Records provided:

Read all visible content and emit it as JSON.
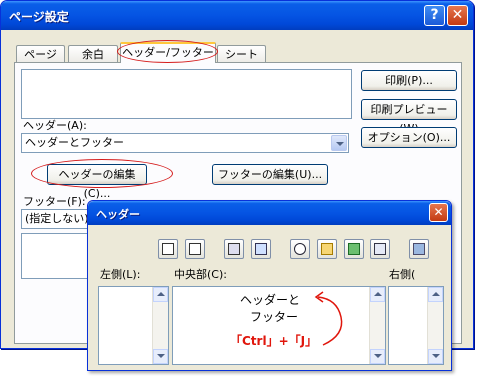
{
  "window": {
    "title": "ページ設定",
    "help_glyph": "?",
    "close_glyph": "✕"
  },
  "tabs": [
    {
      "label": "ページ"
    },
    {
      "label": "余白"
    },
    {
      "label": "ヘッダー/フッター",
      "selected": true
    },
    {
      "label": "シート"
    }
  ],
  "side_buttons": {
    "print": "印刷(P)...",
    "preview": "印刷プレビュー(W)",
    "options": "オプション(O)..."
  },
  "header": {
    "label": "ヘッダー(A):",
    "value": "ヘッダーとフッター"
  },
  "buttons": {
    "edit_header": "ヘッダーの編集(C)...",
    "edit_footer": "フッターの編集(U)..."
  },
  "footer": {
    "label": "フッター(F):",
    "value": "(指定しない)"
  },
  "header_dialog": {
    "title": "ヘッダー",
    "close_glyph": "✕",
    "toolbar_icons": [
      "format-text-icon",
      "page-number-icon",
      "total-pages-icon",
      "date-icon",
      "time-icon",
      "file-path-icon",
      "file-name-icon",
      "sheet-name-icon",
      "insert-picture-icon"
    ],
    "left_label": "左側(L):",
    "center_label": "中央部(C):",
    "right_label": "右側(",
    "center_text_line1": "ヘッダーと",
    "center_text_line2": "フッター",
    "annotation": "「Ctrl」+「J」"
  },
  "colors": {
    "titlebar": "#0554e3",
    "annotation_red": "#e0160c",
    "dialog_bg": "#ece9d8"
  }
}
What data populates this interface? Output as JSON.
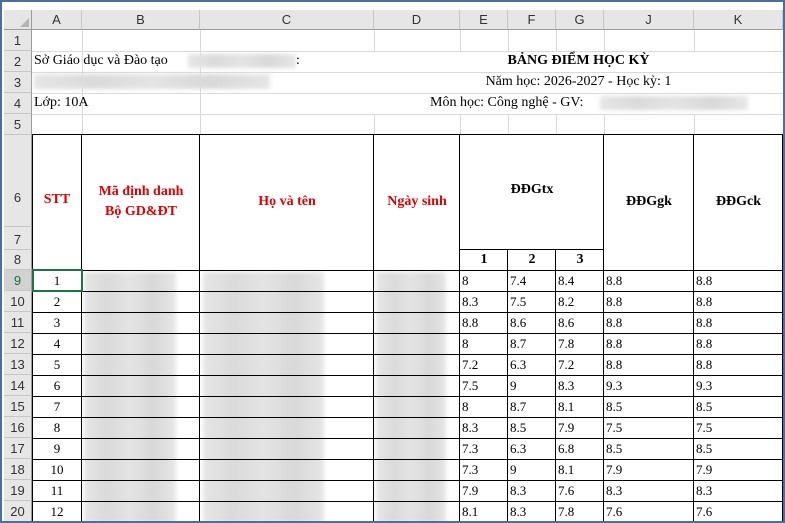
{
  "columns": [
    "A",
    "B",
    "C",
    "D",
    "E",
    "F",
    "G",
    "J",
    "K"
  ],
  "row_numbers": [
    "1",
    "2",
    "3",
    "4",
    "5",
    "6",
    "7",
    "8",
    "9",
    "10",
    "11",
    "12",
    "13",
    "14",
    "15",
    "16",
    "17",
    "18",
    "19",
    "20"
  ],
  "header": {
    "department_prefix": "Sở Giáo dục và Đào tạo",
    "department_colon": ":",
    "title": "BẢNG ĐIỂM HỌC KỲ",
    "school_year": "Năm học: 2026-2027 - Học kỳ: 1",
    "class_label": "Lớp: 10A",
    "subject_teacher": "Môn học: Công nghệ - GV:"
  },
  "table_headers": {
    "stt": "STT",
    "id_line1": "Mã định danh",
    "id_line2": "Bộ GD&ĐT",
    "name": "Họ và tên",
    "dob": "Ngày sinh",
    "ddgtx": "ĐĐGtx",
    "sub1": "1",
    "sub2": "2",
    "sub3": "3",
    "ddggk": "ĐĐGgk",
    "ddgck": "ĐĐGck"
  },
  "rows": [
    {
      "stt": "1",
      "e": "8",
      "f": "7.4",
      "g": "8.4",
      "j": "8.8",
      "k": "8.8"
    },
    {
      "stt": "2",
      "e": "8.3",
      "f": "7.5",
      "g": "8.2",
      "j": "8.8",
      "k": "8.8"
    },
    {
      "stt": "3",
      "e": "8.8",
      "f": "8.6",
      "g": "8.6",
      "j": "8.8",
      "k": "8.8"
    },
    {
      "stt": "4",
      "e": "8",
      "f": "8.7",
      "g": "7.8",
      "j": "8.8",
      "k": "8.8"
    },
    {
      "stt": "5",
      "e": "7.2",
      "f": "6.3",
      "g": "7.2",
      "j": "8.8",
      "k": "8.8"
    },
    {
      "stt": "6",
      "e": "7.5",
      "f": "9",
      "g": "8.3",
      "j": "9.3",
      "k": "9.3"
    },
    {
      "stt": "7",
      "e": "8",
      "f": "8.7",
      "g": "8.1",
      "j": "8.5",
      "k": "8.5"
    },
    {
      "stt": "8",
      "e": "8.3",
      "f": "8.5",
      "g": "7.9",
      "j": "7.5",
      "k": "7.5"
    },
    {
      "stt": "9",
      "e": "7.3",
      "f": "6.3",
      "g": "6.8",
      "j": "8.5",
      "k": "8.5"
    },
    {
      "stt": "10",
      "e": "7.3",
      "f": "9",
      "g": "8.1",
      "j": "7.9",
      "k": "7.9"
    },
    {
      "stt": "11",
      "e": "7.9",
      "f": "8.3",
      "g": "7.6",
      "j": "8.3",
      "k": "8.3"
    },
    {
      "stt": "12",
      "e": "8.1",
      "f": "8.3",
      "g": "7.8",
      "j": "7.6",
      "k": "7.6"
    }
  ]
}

Task details:
Your task is to return the entries above exactly, with no pictures.

The completed task:
Read all visible content and emit it as JSON.
{
  "window": {
    "title": "ページ設定",
    "help_glyph": "?",
    "close_glyph": "✕"
  },
  "tabs": [
    {
      "label": "ページ"
    },
    {
      "label": "余白"
    },
    {
      "label": "ヘッダー/フッター",
      "selected": true
    },
    {
      "label": "シート"
    }
  ],
  "side_buttons": {
    "print": "印刷(P)...",
    "preview": "印刷プレビュー(W)",
    "options": "オプション(O)..."
  },
  "header": {
    "label": "ヘッダー(A):",
    "value": "ヘッダーとフッター"
  },
  "buttons": {
    "edit_header": "ヘッダーの編集(C)...",
    "edit_footer": "フッターの編集(U)..."
  },
  "footer": {
    "label": "フッター(F):",
    "value": "(指定しない)"
  },
  "header_dialog": {
    "title": "ヘッダー",
    "close_glyph": "✕",
    "toolbar_icons": [
      "format-text-icon",
      "page-number-icon",
      "total-pages-icon",
      "date-icon",
      "time-icon",
      "file-path-icon",
      "file-name-icon",
      "sheet-name-icon",
      "insert-picture-icon"
    ],
    "left_label": "左側(L):",
    "center_label": "中央部(C):",
    "right_label": "右側(",
    "center_text_line1": "ヘッダーと",
    "center_text_line2": "フッター",
    "annotation": "「Ctrl」+「J」"
  },
  "colors": {
    "titlebar": "#0554e3",
    "annotation_red": "#e0160c",
    "dialog_bg": "#ece9d8"
  }
}
What data populates this interface? Output as JSON.
{
  "columns": [
    "A",
    "B",
    "C",
    "D",
    "E",
    "F",
    "G",
    "J",
    "K"
  ],
  "row_numbers": [
    "1",
    "2",
    "3",
    "4",
    "5",
    "6",
    "7",
    "8",
    "9",
    "10",
    "11",
    "12",
    "13",
    "14",
    "15",
    "16",
    "17",
    "18",
    "19",
    "20"
  ],
  "header": {
    "department_prefix": "Sở Giáo dục và Đào tạo",
    "department_colon": ":",
    "title": "BẢNG ĐIỂM HỌC KỲ",
    "school_year": "Năm học: 2026-2027 - Học kỳ: 1",
    "class_label": "Lớp: 10A",
    "subject_teacher": "Môn học: Công nghệ - GV:"
  },
  "table_headers": {
    "stt": "STT",
    "id_line1": "Mã định danh",
    "id_line2": "Bộ GD&ĐT",
    "name": "Họ và tên",
    "dob": "Ngày sinh",
    "ddgtx": "ĐĐGtx",
    "sub1": "1",
    "sub2": "2",
    "sub3": "3",
    "ddggk": "ĐĐGgk",
    "ddgck": "ĐĐGck"
  },
  "rows": [
    {
      "stt": "1",
      "e": "8",
      "f": "7.4",
      "g": "8.4",
      "j": "8.8",
      "k": "8.8"
    },
    {
      "stt": "2",
      "e": "8.3",
      "f": "7.5",
      "g": "8.2",
      "j": "8.8",
      "k": "8.8"
    },
    {
      "stt": "3",
      "e": "8.8",
      "f": "8.6",
      "g": "8.6",
      "j": "8.8",
      "k": "8.8"
    },
    {
      "stt": "4",
      "e": "8",
      "f": "8.7",
      "g": "7.8",
      "j": "8.8",
      "k": "8.8"
    },
    {
      "stt": "5",
      "e": "7.2",
      "f": "6.3",
      "g": "7.2",
      "j": "8.8",
      "k": "8.8"
    },
    {
      "stt": "6",
      "e": "7.5",
      "f": "9",
      "g": "8.3",
      "j": "9.3",
      "k": "9.3"
    },
    {
      "stt": "7",
      "e": "8",
      "f": "8.7",
      "g": "8.1",
      "j": "8.5",
      "k": "8.5"
    },
    {
      "stt": "8",
      "e": "8.3",
      "f": "8.5",
      "g": "7.9",
      "j": "7.5",
      "k": "7.5"
    },
    {
      "stt": "9",
      "e": "7.3",
      "f": "6.3",
      "g": "6.8",
      "j": "8.5",
      "k": "8.5"
    },
    {
      "stt": "10",
      "e": "7.3",
      "f": "9",
      "g": "8.1",
      "j": "7.9",
      "k": "7.9"
    },
    {
      "stt": "11",
      "e": "7.9",
      "f": "8.3",
      "g": "7.6",
      "j": "8.3",
      "k": "8.3"
    },
    {
      "stt": "12",
      "e": "8.1",
      "f": "8.3",
      "g": "7.8",
      "j": "7.6",
      "k": "7.6"
    }
  ]
}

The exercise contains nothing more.